## begin

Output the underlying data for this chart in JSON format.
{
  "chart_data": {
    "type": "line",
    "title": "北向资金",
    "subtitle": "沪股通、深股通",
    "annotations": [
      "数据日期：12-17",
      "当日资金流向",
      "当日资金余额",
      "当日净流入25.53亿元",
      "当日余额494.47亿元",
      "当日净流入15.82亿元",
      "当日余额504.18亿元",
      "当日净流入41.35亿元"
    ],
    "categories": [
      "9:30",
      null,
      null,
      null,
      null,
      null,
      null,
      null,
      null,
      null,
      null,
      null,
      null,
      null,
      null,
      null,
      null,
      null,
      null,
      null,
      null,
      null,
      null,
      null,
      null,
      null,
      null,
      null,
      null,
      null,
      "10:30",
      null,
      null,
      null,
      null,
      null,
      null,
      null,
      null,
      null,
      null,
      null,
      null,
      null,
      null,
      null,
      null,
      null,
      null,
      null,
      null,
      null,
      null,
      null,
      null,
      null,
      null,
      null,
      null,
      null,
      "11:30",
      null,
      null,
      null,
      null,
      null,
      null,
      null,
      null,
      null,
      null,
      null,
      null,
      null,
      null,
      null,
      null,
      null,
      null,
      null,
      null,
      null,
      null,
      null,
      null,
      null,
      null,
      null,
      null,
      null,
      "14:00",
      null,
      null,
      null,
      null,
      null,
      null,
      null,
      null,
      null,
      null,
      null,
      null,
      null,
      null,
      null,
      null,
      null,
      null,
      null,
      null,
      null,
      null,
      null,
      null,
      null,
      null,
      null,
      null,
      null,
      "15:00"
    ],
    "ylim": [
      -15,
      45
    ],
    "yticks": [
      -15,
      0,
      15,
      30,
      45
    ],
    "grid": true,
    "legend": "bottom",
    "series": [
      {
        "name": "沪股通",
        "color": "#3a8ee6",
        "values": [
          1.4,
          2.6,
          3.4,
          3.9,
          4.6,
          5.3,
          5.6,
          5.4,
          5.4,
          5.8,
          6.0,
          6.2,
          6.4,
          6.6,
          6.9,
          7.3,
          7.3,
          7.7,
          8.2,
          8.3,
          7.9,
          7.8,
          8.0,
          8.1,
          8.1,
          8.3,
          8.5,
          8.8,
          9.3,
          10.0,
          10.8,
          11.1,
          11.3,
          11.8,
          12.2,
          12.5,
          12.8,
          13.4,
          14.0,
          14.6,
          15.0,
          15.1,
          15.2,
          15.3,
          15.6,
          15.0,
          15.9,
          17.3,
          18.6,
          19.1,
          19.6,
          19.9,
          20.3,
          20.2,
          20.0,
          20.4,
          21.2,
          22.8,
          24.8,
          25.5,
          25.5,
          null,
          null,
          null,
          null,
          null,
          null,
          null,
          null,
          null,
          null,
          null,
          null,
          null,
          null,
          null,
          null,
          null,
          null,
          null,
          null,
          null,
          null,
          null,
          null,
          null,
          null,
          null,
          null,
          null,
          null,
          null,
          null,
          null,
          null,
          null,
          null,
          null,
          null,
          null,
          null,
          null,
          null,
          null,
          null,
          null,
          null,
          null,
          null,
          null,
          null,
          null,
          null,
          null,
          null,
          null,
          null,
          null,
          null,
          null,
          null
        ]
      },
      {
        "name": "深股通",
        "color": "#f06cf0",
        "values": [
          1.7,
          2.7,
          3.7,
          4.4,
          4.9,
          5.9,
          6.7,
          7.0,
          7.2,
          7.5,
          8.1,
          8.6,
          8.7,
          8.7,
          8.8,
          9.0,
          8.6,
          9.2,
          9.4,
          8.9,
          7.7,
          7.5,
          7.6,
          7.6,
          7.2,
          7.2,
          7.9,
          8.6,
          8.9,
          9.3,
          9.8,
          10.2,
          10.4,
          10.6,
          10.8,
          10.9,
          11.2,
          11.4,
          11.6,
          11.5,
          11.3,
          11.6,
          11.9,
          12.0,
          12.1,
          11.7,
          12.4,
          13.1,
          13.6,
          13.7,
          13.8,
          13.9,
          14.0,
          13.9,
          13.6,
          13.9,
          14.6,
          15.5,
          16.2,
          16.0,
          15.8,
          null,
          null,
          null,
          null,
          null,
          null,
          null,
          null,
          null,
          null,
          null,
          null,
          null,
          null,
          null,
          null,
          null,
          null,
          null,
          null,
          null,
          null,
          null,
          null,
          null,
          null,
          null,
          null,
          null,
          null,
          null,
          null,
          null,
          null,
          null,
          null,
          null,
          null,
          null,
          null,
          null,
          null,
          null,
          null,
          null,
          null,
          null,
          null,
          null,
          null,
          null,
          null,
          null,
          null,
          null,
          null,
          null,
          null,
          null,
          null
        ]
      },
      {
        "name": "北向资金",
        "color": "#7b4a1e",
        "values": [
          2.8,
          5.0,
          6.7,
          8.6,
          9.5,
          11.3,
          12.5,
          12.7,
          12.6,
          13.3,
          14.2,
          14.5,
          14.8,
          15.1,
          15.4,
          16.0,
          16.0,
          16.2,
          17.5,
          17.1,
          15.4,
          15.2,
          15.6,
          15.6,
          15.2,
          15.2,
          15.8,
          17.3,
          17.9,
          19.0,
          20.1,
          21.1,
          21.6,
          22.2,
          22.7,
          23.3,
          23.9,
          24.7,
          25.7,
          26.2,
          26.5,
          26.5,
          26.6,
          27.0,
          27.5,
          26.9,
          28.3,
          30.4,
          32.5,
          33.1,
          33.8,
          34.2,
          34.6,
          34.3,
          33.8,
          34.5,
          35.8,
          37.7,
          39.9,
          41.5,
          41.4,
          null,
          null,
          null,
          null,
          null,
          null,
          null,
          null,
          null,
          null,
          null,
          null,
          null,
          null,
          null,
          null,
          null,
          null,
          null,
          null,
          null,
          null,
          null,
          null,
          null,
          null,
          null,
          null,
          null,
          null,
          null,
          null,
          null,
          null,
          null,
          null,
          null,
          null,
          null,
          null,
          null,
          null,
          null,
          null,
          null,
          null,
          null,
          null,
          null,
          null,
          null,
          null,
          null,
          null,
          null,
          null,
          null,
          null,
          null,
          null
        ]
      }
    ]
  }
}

## end

=== WRITTEN PROBLEM ===
Repeat the records exactly, including every line.

=== FULL OUTPUT ===
Output the underlying data for this chart in JSON format.
{
  "chart_data": {
    "type": "line",
    "title": "北向资金",
    "subtitle": "沪股通、深股通",
    "annotations": [
      "数据日期：12-17",
      "当日资金流向",
      "当日资金余额",
      "当日净流入25.53亿元",
      "当日余额494.47亿元",
      "当日净流入15.82亿元",
      "当日余额504.18亿元",
      "当日净流入41.35亿元"
    ],
    "categories": [
      "9:30",
      null,
      null,
      null,
      null,
      null,
      null,
      null,
      null,
      null,
      null,
      null,
      null,
      null,
      null,
      null,
      null,
      null,
      null,
      null,
      null,
      null,
      null,
      null,
      null,
      null,
      null,
      null,
      null,
      null,
      "10:30",
      null,
      null,
      null,
      null,
      null,
      null,
      null,
      null,
      null,
      null,
      null,
      null,
      null,
      null,
      null,
      null,
      null,
      null,
      null,
      null,
      null,
      null,
      null,
      null,
      null,
      null,
      null,
      null,
      null,
      "11:30",
      null,
      null,
      null,
      null,
      null,
      null,
      null,
      null,
      null,
      null,
      null,
      null,
      null,
      null,
      null,
      null,
      null,
      null,
      null,
      null,
      null,
      null,
      null,
      null,
      null,
      null,
      null,
      null,
      null,
      "14:00",
      null,
      null,
      null,
      null,
      null,
      null,
      null,
      null,
      null,
      null,
      null,
      null,
      null,
      null,
      null,
      null,
      null,
      null,
      null,
      null,
      null,
      null,
      null,
      null,
      null,
      null,
      null,
      null,
      null,
      "15:00"
    ],
    "ylim": [
      -15,
      45
    ],
    "yticks": [
      -15,
      0,
      15,
      30,
      45
    ],
    "grid": true,
    "legend": "bottom",
    "series": [
      {
        "name": "沪股通",
        "color": "#3a8ee6",
        "values": [
          1.4,
          2.6,
          3.4,
          3.9,
          4.6,
          5.3,
          5.6,
          5.4,
          5.4,
          5.8,
          6.0,
          6.2,
          6.4,
          6.6,
          6.9,
          7.3,
          7.3,
          7.7,
          8.2,
          8.3,
          7.9,
          7.8,
          8.0,
          8.1,
          8.1,
          8.3,
          8.5,
          8.8,
          9.3,
          10.0,
          10.8,
          11.1,
          11.3,
          11.8,
          12.2,
          12.5,
          12.8,
          13.4,
          14.0,
          14.6,
          15.0,
          15.1,
          15.2,
          15.3,
          15.6,
          15.0,
          15.9,
          17.3,
          18.6,
          19.1,
          19.6,
          19.9,
          20.3,
          20.2,
          20.0,
          20.4,
          21.2,
          22.8,
          24.8,
          25.5,
          25.5,
          null,
          null,
          null,
          null,
          null,
          null,
          null,
          null,
          null,
          null,
          null,
          null,
          null,
          null,
          null,
          null,
          null,
          null,
          null,
          null,
          null,
          null,
          null,
          null,
          null,
          null,
          null,
          null,
          null,
          null,
          null,
          null,
          null,
          null,
          null,
          null,
          null,
          null,
          null,
          null,
          null,
          null,
          null,
          null,
          null,
          null,
          null,
          null,
          null,
          null,
          null,
          null,
          null,
          null,
          null,
          null,
          null,
          null,
          null,
          null
        ]
      },
      {
        "name": "深股通",
        "color": "#f06cf0",
        "values": [
          1.7,
          2.7,
          3.7,
          4.4,
          4.9,
          5.9,
          6.7,
          7.0,
          7.2,
          7.5,
          8.1,
          8.6,
          8.7,
          8.7,
          8.8,
          9.0,
          8.6,
          9.2,
          9.4,
          8.9,
          7.7,
          7.5,
          7.6,
          7.6,
          7.2,
          7.2,
          7.9,
          8.6,
          8.9,
          9.3,
          9.8,
          10.2,
          10.4,
          10.6,
          10.8,
          10.9,
          11.2,
          11.4,
          11.6,
          11.5,
          11.3,
          11.6,
          11.9,
          12.0,
          12.1,
          11.7,
          12.4,
          13.1,
          13.6,
          13.7,
          13.8,
          13.9,
          14.0,
          13.9,
          13.6,
          13.9,
          14.6,
          15.5,
          16.2,
          16.0,
          15.8,
          null,
          null,
          null,
          null,
          null,
          null,
          null,
          null,
          null,
          null,
          null,
          null,
          null,
          null,
          null,
          null,
          null,
          null,
          null,
          null,
          null,
          null,
          null,
          null,
          null,
          null,
          null,
          null,
          null,
          null,
          null,
          null,
          null,
          null,
          null,
          null,
          null,
          null,
          null,
          null,
          null,
          null,
          null,
          null,
          null,
          null,
          null,
          null,
          null,
          null,
          null,
          null,
          null,
          null,
          null,
          null,
          null,
          null,
          null,
          null
        ]
      },
      {
        "name": "北向资金",
        "color": "#7b4a1e",
        "values": [
          2.8,
          5.0,
          6.7,
          8.6,
          9.5,
          11.3,
          12.5,
          12.7,
          12.6,
          13.3,
          14.2,
          14.5,
          14.8,
          15.1,
          15.4,
          16.0,
          16.0,
          16.2,
          17.5,
          17.1,
          15.4,
          15.2,
          15.6,
          15.6,
          15.2,
          15.2,
          15.8,
          17.3,
          17.9,
          19.0,
          20.1,
          21.1,
          21.6,
          22.2,
          22.7,
          23.3,
          23.9,
          24.7,
          25.7,
          26.2,
          26.5,
          26.5,
          26.6,
          27.0,
          27.5,
          26.9,
          28.3,
          30.4,
          32.5,
          33.1,
          33.8,
          34.2,
          34.6,
          34.3,
          33.8,
          34.5,
          35.8,
          37.7,
          39.9,
          41.5,
          41.4,
          null,
          null,
          null,
          null,
          null,
          null,
          null,
          null,
          null,
          null,
          null,
          null,
          null,
          null,
          null,
          null,
          null,
          null,
          null,
          null,
          null,
          null,
          null,
          null,
          null,
          null,
          null,
          null,
          null,
          null,
          null,
          null,
          null,
          null,
          null,
          null,
          null,
          null,
          null,
          null,
          null,
          null,
          null,
          null,
          null,
          null,
          null,
          null,
          null,
          null,
          null,
          null,
          null,
          null,
          null,
          null,
          null,
          null,
          null,
          null
        ]
      }
    ]
  }
}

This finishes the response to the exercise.